=== PROVIDED RECORDS ===

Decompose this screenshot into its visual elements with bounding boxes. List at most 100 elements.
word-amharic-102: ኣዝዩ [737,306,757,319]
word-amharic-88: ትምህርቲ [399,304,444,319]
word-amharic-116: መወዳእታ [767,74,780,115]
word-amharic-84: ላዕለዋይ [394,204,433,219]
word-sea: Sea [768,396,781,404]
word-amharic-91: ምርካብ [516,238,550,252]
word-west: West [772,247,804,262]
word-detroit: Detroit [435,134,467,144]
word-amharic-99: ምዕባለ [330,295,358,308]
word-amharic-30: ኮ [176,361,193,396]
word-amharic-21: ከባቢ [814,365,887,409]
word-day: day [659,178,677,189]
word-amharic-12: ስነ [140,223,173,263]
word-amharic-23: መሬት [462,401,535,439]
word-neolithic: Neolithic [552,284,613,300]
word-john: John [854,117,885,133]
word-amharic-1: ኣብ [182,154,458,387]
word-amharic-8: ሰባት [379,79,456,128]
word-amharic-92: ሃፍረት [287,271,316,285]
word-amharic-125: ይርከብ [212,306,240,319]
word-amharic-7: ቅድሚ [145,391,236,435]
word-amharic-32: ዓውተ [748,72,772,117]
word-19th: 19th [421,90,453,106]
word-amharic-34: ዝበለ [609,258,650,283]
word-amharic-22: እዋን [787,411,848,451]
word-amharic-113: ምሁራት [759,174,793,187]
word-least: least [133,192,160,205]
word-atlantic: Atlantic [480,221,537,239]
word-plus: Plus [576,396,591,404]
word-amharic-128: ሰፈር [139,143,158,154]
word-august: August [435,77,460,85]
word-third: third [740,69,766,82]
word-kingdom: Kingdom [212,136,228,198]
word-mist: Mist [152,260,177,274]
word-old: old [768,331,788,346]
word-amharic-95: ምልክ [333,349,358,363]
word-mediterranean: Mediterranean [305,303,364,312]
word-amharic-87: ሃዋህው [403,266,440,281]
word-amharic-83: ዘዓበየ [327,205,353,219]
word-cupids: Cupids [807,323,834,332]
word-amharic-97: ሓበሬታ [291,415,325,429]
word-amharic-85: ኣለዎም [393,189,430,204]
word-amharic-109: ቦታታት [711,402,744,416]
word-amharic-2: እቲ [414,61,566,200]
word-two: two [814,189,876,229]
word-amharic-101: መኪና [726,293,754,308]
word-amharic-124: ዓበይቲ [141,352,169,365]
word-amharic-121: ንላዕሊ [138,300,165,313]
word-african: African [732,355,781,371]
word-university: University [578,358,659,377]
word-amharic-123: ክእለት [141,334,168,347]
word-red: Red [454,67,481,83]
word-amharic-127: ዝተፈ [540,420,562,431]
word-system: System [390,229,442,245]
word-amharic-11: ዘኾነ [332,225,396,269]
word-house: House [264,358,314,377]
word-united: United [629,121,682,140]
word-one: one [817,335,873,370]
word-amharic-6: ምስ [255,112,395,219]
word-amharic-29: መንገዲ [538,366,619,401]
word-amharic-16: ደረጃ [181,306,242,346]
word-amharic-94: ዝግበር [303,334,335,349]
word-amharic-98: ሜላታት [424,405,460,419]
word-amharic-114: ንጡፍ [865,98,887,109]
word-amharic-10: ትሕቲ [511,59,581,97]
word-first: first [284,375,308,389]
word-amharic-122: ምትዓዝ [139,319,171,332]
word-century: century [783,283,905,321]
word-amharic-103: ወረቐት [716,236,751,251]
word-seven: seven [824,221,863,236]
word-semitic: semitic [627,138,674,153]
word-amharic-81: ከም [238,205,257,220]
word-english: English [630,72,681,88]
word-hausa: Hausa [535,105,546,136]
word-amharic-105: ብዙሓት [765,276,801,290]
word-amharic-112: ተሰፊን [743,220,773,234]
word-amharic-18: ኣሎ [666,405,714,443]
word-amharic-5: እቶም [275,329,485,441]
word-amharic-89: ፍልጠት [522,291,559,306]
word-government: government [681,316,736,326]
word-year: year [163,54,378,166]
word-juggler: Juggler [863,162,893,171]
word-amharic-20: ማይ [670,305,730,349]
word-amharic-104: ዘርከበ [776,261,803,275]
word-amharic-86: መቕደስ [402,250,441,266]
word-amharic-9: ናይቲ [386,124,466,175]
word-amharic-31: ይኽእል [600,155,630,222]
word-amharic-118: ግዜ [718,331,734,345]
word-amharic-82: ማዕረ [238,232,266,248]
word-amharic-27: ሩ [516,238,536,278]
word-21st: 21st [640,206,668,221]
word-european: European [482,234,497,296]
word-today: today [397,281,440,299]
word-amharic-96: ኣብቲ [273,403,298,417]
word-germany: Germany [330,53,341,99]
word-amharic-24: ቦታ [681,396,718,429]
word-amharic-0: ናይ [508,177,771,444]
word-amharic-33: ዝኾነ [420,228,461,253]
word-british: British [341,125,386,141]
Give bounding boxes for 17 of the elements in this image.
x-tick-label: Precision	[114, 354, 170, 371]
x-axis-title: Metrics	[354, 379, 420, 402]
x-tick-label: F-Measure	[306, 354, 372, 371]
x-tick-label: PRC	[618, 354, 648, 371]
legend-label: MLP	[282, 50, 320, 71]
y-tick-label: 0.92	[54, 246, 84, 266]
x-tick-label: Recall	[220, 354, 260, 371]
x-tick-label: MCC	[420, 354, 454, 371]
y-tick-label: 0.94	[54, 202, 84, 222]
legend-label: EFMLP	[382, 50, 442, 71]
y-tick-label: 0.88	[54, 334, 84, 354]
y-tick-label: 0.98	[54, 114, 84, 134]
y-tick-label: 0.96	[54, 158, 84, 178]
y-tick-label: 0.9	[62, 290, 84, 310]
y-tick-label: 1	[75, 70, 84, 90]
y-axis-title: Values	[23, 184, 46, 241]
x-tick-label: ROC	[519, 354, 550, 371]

===

→ **WHAT YOU WILL DO**
Reproduce every line of the records above verbatim, from the first line to the last.

→ **EXERCISE OUTPUT**
Decompose this screenshot into its visual elements with bounding boxes. List at most 100 elements.
word-amharic-102: ኣዝዩ [737,306,757,319]
word-amharic-88: ትምህርቲ [399,304,444,319]
word-amharic-116: መወዳእታ [767,74,780,115]
word-amharic-84: ላዕለዋይ [394,204,433,219]
word-sea: Sea [768,396,781,404]
word-amharic-91: ምርካብ [516,238,550,252]
word-west: West [772,247,804,262]
word-detroit: Detroit [435,134,467,144]
word-amharic-99: ምዕባለ [330,295,358,308]
word-amharic-30: ኮ [176,361,193,396]
word-amharic-21: ከባቢ [814,365,887,409]
word-day: day [659,178,677,189]
word-amharic-12: ስነ [140,223,173,263]
word-amharic-23: መሬት [462,401,535,439]
word-neolithic: Neolithic [552,284,613,300]
word-john: John [854,117,885,133]
word-amharic-1: ኣብ [182,154,458,387]
word-amharic-8: ሰባት [379,79,456,128]
word-amharic-92: ሃፍረት [287,271,316,285]
word-amharic-125: ይርከብ [212,306,240,319]
word-amharic-7: ቅድሚ [145,391,236,435]
word-amharic-32: ዓውተ [748,72,772,117]
word-19th: 19th [421,90,453,106]
word-amharic-34: ዝበለ [609,258,650,283]
word-amharic-22: እዋን [787,411,848,451]
word-amharic-113: ምሁራት [759,174,793,187]
word-least: least [133,192,160,205]
word-atlantic: Atlantic [480,221,537,239]
word-plus: Plus [576,396,591,404]
word-amharic-128: ሰፈር [139,143,158,154]
word-august: August [435,77,460,85]
word-third: third [740,69,766,82]
word-kingdom: Kingdom [212,136,228,198]
word-mist: Mist [152,260,177,274]
word-old: old [768,331,788,346]
word-amharic-95: ምልክ [333,349,358,363]
word-mediterranean: Mediterranean [305,303,364,312]
word-amharic-87: ሃዋህው [403,266,440,281]
word-amharic-83: ዘዓበየ [327,205,353,219]
word-cupids: Cupids [807,323,834,332]
word-amharic-97: ሓበሬታ [291,415,325,429]
word-amharic-85: ኣለዎም [393,189,430,204]
word-amharic-109: ቦታታት [711,402,744,416]
word-amharic-2: እቲ [414,61,566,200]
word-two: two [814,189,876,229]
word-amharic-101: መኪና [726,293,754,308]
word-amharic-124: ዓበይቲ [141,352,169,365]
word-amharic-121: ንላዕሊ [138,300,165,313]
word-african: African [732,355,781,371]
word-university: University [578,358,659,377]
word-amharic-123: ክእለት [141,334,168,347]
word-red: Red [454,67,481,83]
word-amharic-127: ዝተፈ [540,420,562,431]
word-system: System [390,229,442,245]
word-amharic-11: ዘኾነ [332,225,396,269]
word-house: House [264,358,314,377]
word-united: United [629,121,682,140]
word-one: one [817,335,873,370]
word-amharic-6: ምስ [255,112,395,219]
word-amharic-29: መንገዲ [538,366,619,401]
word-amharic-16: ደረጃ [181,306,242,346]
word-amharic-94: ዝግበር [303,334,335,349]
word-amharic-98: ሜላታት [424,405,460,419]
word-amharic-114: ንጡፍ [865,98,887,109]
word-amharic-10: ትሕቲ [511,59,581,97]
word-first: first [284,375,308,389]
word-amharic-122: ምትዓዝ [139,319,171,332]
word-century: century [783,283,905,321]
word-amharic-103: ወረቐት [716,236,751,251]
word-seven: seven [824,221,863,236]
word-semitic: semitic [627,138,674,153]
word-amharic-81: ከም [238,205,257,220]
word-english: English [630,72,681,88]
word-hausa: Hausa [535,105,546,136]
word-amharic-105: ብዙሓት [765,276,801,290]
word-amharic-112: ተሰፊን [743,220,773,234]
word-amharic-18: ኣሎ [666,405,714,443]
word-amharic-5: እቶም [275,329,485,441]
word-amharic-89: ፍልጠት [522,291,559,306]
word-government: government [681,316,736,326]
word-year: year [163,54,378,166]
word-juggler: Juggler [863,162,893,171]
word-amharic-20: ማይ [670,305,730,349]
word-amharic-104: ዘርከበ [776,261,803,275]
word-amharic-86: መቕደስ [402,250,441,266]
word-amharic-9: ናይቲ [386,124,466,175]
word-amharic-31: ይኽእል [600,155,630,222]
word-amharic-118: ግዜ [718,331,734,345]
word-amharic-82: ማዕረ [238,232,266,248]
word-amharic-27: ሩ [516,238,536,278]
word-21st: 21st [640,206,668,221]
word-european: European [482,234,497,296]
word-today: today [397,281,440,299]
word-amharic-96: ኣብቲ [273,403,298,417]
word-germany: Germany [330,53,341,99]
word-amharic-24: ቦታ [681,396,718,429]
word-amharic-0: ናይ [508,177,771,444]
word-amharic-33: ዝኾነ [420,228,461,253]
word-british: British [341,125,386,141]
Give bounding boxes for 17 of the elements in this image.
x-tick-label: Precision	[114, 354, 170, 371]
x-axis-title: Metrics	[354, 379, 420, 402]
x-tick-label: F-Measure	[306, 354, 372, 371]
x-tick-label: PRC	[618, 354, 648, 371]
legend-label: MLP	[282, 50, 320, 71]
y-tick-label: 0.92	[54, 246, 84, 266]
x-tick-label: Recall	[220, 354, 260, 371]
x-tick-label: MCC	[420, 354, 454, 371]
y-tick-label: 0.94	[54, 202, 84, 222]
legend-label: EFMLP	[382, 50, 442, 71]
y-tick-label: 0.88	[54, 334, 84, 354]
y-tick-label: 0.98	[54, 114, 84, 134]
y-tick-label: 0.96	[54, 158, 84, 178]
y-tick-label: 0.9	[62, 290, 84, 310]
y-tick-label: 1	[75, 70, 84, 90]
y-axis-title: Values	[23, 184, 46, 241]
x-tick-label: ROC	[519, 354, 550, 371]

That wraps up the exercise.